Job: Return every line of the records below verbatim, with no pictures in the copy.
-- Listed records start --
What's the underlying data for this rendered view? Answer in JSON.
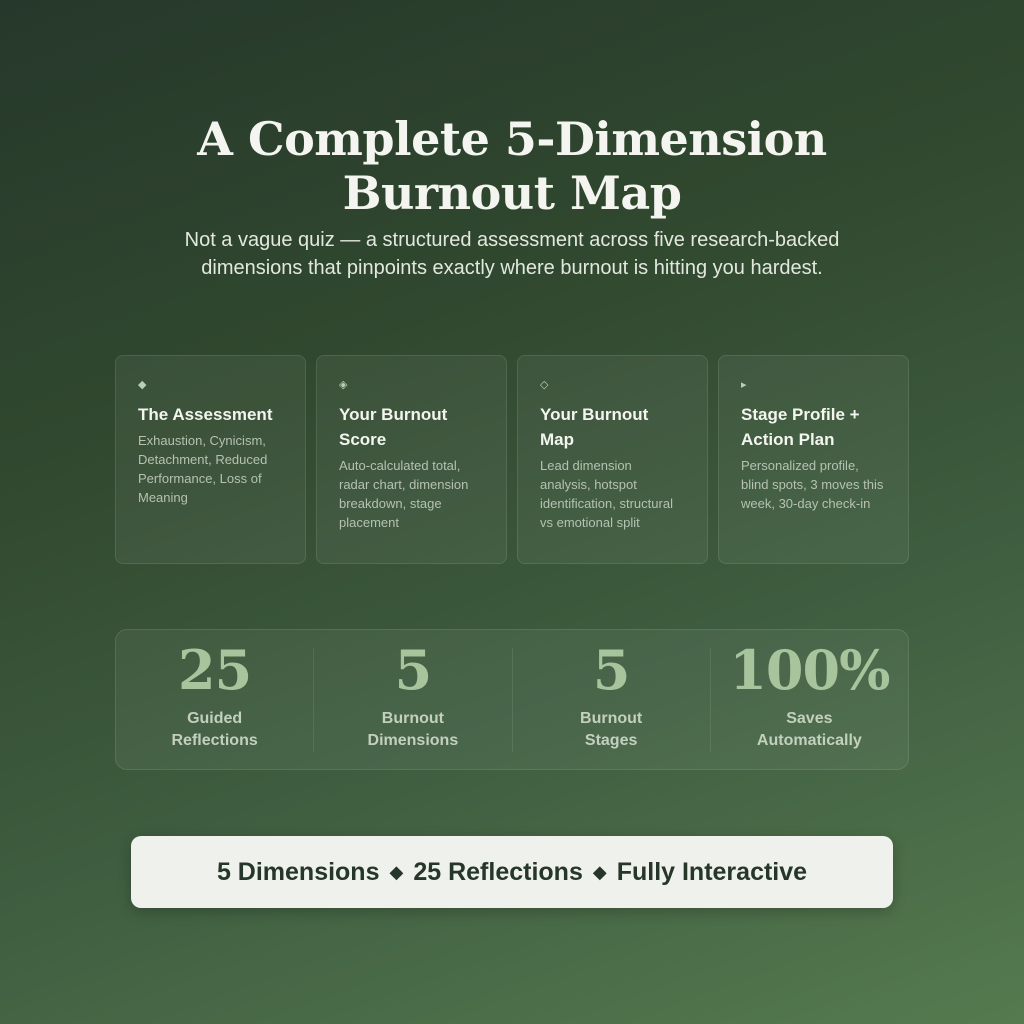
{
  "hero": {
    "title_line1": "A Complete 5-Dimension",
    "title_line2": "Burnout Map",
    "subtitle": "Not a vague quiz — a structured assessment across five research-backed dimensions that pinpoints exactly where burnout is hitting you hardest."
  },
  "features": [
    {
      "icon": "◆",
      "icon_name": "small-diamond-icon",
      "title": "The Assessment",
      "description": "Exhaustion, Cynicism, Detachment, Reduced Performance, Loss of Meaning"
    },
    {
      "icon": "◈",
      "icon_name": "diamond-in-diamond-icon",
      "title": "Your Burnout Score",
      "description": "Auto-calculated total, radar chart, dimension breakdown, stage placement"
    },
    {
      "icon": "◇",
      "icon_name": "outline-diamond-icon",
      "title": "Your Burnout Map",
      "description": "Lead dimension analysis, hotspot identification, structural vs emotional split"
    },
    {
      "icon": "▸",
      "icon_name": "triangle-right-icon",
      "title": "Stage Profile + Action Plan",
      "description": "Personalized profile, blind spots, 3 moves this week, 30-day check-in"
    }
  ],
  "stats": [
    {
      "value": "25",
      "label_line1": "Guided",
      "label_line2": "Reflections"
    },
    {
      "value": "5",
      "label_line1": "Burnout",
      "label_line2": "Dimensions"
    },
    {
      "value": "5",
      "label_line1": "Burnout",
      "label_line2": "Stages"
    },
    {
      "value": "100%",
      "label_line1": "Saves",
      "label_line2": "Automatically"
    }
  ],
  "cta": {
    "part1": "5 Dimensions",
    "separator": "◆",
    "part2": "25 Reflections",
    "part3": "Fully Interactive"
  },
  "colors": {
    "background_top": "#26382b",
    "background_bottom": "#557a4f",
    "accent_green": "#a7c49c",
    "banner_bg": "#eef1ec",
    "banner_text": "#263629"
  }
}
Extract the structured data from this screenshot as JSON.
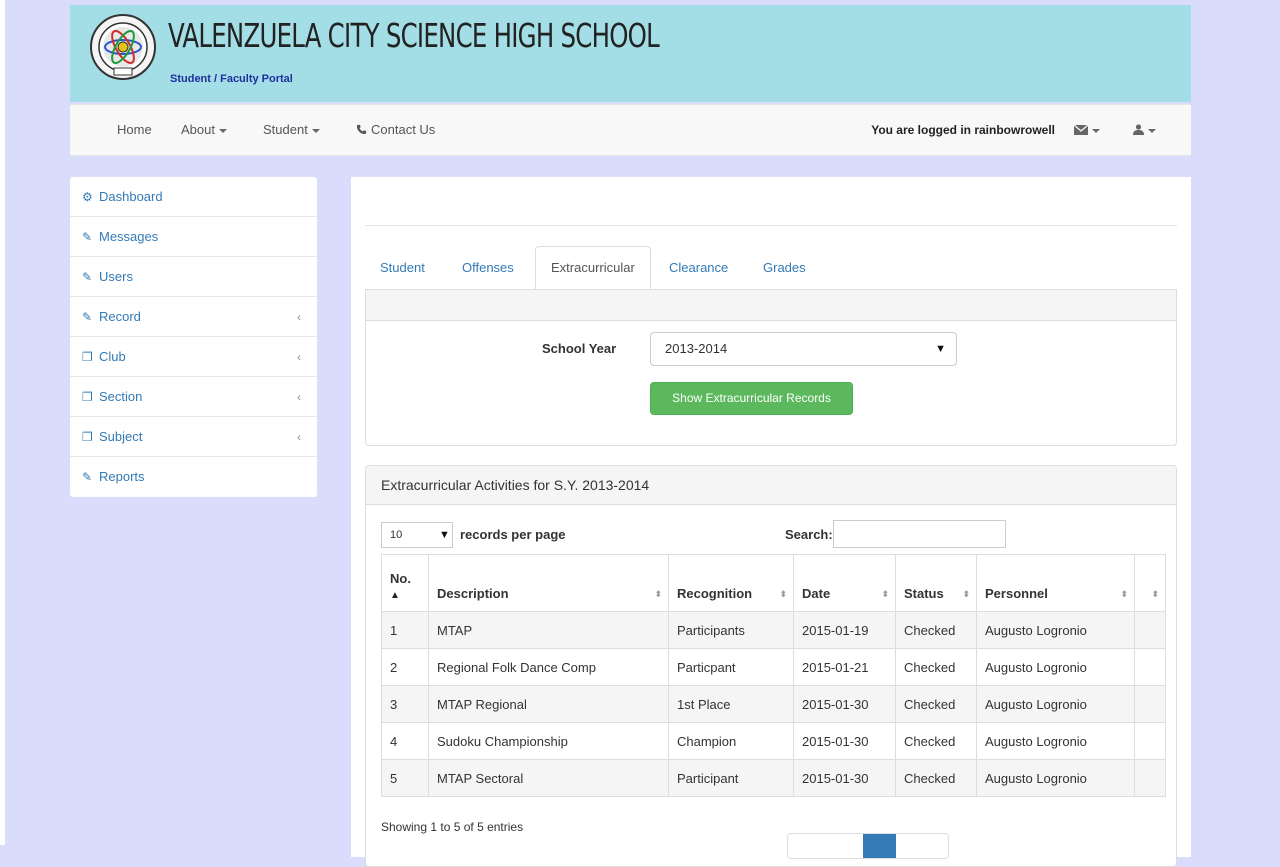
-- Listed records end --
Exercise result:
What's the underlying data for this rendered view? Answer in JSON.
{
  "hero": {
    "title_line1": "A Complete 5-Dimension",
    "title_line2": "Burnout Map",
    "subtitle": "Not a vague quiz — a structured assessment across five research-backed dimensions that pinpoints exactly where burnout is hitting you hardest."
  },
  "features": [
    {
      "icon": "◆",
      "icon_name": "small-diamond-icon",
      "title": "The Assessment",
      "description": "Exhaustion, Cynicism, Detachment, Reduced Performance, Loss of Meaning"
    },
    {
      "icon": "◈",
      "icon_name": "diamond-in-diamond-icon",
      "title": "Your Burnout Score",
      "description": "Auto-calculated total, radar chart, dimension breakdown, stage placement"
    },
    {
      "icon": "◇",
      "icon_name": "outline-diamond-icon",
      "title": "Your Burnout Map",
      "description": "Lead dimension analysis, hotspot identification, structural vs emotional split"
    },
    {
      "icon": "▸",
      "icon_name": "triangle-right-icon",
      "title": "Stage Profile + Action Plan",
      "description": "Personalized profile, blind spots, 3 moves this week, 30-day check-in"
    }
  ],
  "stats": [
    {
      "value": "25",
      "label_line1": "Guided",
      "label_line2": "Reflections"
    },
    {
      "value": "5",
      "label_line1": "Burnout",
      "label_line2": "Dimensions"
    },
    {
      "value": "5",
      "label_line1": "Burnout",
      "label_line2": "Stages"
    },
    {
      "value": "100%",
      "label_line1": "Saves",
      "label_line2": "Automatically"
    }
  ],
  "cta": {
    "part1": "5 Dimensions",
    "separator": "◆",
    "part2": "25 Reflections",
    "part3": "Fully Interactive"
  },
  "colors": {
    "background_top": "#26382b",
    "background_bottom": "#557a4f",
    "accent_green": "#a7c49c",
    "banner_bg": "#eef1ec",
    "banner_text": "#263629"
  }
}
Extract the structured data from this screenshot as JSON.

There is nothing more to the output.